◆ **Goal of the exercise**: Reproduce all of the listing below without alteration.

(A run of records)
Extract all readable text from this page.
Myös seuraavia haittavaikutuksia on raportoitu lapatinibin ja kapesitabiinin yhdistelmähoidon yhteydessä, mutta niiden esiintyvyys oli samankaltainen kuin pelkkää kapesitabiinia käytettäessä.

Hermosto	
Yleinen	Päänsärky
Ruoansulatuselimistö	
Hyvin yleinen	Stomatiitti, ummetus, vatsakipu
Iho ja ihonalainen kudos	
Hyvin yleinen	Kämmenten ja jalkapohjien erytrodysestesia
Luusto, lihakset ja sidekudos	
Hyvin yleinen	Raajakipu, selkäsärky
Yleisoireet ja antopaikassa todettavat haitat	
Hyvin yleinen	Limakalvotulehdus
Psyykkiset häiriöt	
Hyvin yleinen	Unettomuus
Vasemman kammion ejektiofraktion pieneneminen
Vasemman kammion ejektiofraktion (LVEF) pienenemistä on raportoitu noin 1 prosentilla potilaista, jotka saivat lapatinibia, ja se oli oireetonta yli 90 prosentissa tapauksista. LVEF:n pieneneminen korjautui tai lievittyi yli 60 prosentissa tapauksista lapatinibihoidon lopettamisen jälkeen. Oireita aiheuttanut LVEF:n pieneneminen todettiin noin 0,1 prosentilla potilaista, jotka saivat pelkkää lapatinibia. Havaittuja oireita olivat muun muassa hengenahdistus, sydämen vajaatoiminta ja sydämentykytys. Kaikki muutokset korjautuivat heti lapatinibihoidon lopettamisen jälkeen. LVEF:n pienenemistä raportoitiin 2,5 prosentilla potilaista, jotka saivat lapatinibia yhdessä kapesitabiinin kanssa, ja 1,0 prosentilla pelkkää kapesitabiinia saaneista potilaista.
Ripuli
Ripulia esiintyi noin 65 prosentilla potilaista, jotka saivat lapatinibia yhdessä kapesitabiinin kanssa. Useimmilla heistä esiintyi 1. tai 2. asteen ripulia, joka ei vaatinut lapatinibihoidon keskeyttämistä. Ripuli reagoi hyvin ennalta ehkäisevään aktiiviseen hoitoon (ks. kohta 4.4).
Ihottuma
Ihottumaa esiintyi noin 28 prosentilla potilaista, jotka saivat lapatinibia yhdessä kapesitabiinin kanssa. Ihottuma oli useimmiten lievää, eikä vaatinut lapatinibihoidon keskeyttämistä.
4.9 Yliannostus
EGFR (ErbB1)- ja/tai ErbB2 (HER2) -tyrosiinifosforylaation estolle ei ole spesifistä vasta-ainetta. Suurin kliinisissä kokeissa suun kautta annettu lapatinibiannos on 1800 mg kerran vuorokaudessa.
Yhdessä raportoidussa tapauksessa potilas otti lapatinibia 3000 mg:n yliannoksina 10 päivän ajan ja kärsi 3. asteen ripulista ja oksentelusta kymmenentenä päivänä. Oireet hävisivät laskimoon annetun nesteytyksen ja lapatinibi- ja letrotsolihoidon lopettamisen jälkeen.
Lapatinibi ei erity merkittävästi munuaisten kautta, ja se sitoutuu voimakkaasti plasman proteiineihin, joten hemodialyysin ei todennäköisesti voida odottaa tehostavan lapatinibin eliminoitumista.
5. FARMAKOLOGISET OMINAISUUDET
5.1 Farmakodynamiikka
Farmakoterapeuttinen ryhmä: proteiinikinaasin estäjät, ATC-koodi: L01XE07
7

◆ **Solved problem**:
Extract all readable text from this page.
Myös seuraavia haittavaikutuksia on raportoitu lapatinibin ja kapesitabiinin yhdistelmähoidon yhteydessä, mutta niiden esiintyvyys oli samankaltainen kuin pelkkää kapesitabiinia käytettäessä.

Hermosto	
Yleinen	Päänsärky
Ruoansulatuselimistö	
Hyvin yleinen	Stomatiitti, ummetus, vatsakipu
Iho ja ihonalainen kudos	
Hyvin yleinen	Kämmenten ja jalkapohjien erytrodysestesia
Luusto, lihakset ja sidekudos	
Hyvin yleinen	Raajakipu, selkäsärky
Yleisoireet ja antopaikassa todettavat haitat	
Hyvin yleinen	Limakalvotulehdus
Psyykkiset häiriöt	
Hyvin yleinen	Unettomuus
Vasemman kammion ejektiofraktion pieneneminen
Vasemman kammion ejektiofraktion (LVEF) pienenemistä on raportoitu noin 1 prosentilla potilaista, jotka saivat lapatinibia, ja se oli oireetonta yli 90 prosentissa tapauksista. LVEF:n pieneneminen korjautui tai lievittyi yli 60 prosentissa tapauksista lapatinibihoidon lopettamisen jälkeen. Oireita aiheuttanut LVEF:n pieneneminen todettiin noin 0,1 prosentilla potilaista, jotka saivat pelkkää lapatinibia. Havaittuja oireita olivat muun muassa hengenahdistus, sydämen vajaatoiminta ja sydämentykytys. Kaikki muutokset korjautuivat heti lapatinibihoidon lopettamisen jälkeen. LVEF:n pienenemistä raportoitiin 2,5 prosentilla potilaista, jotka saivat lapatinibia yhdessä kapesitabiinin kanssa, ja 1,0 prosentilla pelkkää kapesitabiinia saaneista potilaista.
Ripuli
Ripulia esiintyi noin 65 prosentilla potilaista, jotka saivat lapatinibia yhdessä kapesitabiinin kanssa. Useimmilla heistä esiintyi 1. tai 2. asteen ripulia, joka ei vaatinut lapatinibihoidon keskeyttämistä. Ripuli reagoi hyvin ennalta ehkäisevään aktiiviseen hoitoon (ks. kohta 4.4).
Ihottuma
Ihottumaa esiintyi noin 28 prosentilla potilaista, jotka saivat lapatinibia yhdessä kapesitabiinin kanssa. Ihottuma oli useimmiten lievää, eikä vaatinut lapatinibihoidon keskeyttämistä.
4.9 Yliannostus
EGFR (ErbB1)- ja/tai ErbB2 (HER2) -tyrosiinifosforylaation estolle ei ole spesifistä vasta-ainetta. Suurin kliinisissä kokeissa suun kautta annettu lapatinibiannos on 1800 mg kerran vuorokaudessa.
Yhdessä raportoidussa tapauksessa potilas otti lapatinibia 3000 mg:n yliannoksina 10 päivän ajan ja kärsi 3. asteen ripulista ja oksentelusta kymmenentenä päivänä. Oireet hävisivät laskimoon annetun nesteytyksen ja lapatinibi- ja letrotsolihoidon lopettamisen jälkeen.
Lapatinibi ei erity merkittävästi munuaisten kautta, ja se sitoutuu voimakkaasti plasman proteiineihin, joten hemodialyysin ei todennäköisesti voida odottaa tehostavan lapatinibin eliminoitumista.
5. FARMAKOLOGISET OMINAISUUDET
5.1 Farmakodynamiikka
Farmakoterapeuttinen ryhmä: proteiinikinaasin estäjät, ATC-koodi: L01XE07
7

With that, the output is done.